TASK:
Please find each line containing the string "million" and copy those lines out in full.

BEGIN LISTED RECORDS

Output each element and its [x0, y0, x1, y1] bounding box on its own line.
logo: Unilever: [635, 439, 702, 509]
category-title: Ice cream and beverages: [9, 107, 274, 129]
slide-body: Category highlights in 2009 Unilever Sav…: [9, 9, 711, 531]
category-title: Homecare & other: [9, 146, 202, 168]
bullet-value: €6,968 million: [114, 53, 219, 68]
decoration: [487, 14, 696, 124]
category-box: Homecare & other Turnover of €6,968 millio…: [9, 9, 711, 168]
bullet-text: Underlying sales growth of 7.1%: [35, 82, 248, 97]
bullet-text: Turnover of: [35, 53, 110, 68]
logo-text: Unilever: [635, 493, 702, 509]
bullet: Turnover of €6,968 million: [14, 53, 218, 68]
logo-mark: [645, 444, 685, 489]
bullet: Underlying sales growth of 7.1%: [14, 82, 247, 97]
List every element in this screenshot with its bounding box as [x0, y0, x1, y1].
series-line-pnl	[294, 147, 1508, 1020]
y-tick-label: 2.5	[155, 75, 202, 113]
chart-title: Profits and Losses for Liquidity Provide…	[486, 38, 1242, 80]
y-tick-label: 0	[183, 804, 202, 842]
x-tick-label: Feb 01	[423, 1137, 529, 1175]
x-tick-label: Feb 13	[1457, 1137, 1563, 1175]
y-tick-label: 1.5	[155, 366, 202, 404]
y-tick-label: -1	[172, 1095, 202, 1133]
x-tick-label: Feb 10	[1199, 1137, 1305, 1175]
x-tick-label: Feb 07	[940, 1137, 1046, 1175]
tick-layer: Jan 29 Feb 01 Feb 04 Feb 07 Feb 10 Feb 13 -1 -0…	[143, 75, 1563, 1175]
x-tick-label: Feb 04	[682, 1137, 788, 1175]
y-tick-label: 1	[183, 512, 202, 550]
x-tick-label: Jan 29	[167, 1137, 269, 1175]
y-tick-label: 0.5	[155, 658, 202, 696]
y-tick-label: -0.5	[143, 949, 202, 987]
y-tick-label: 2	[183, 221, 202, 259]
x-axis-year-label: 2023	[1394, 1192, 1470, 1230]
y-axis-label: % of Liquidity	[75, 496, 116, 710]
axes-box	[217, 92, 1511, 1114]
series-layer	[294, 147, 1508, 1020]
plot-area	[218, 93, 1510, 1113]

END LISTED RECORDS

TASK RESPONSE:
bullet-value: €6,968 million: [114, 53, 219, 68]
bullet: Turnover of €6,968 million: [14, 53, 218, 68]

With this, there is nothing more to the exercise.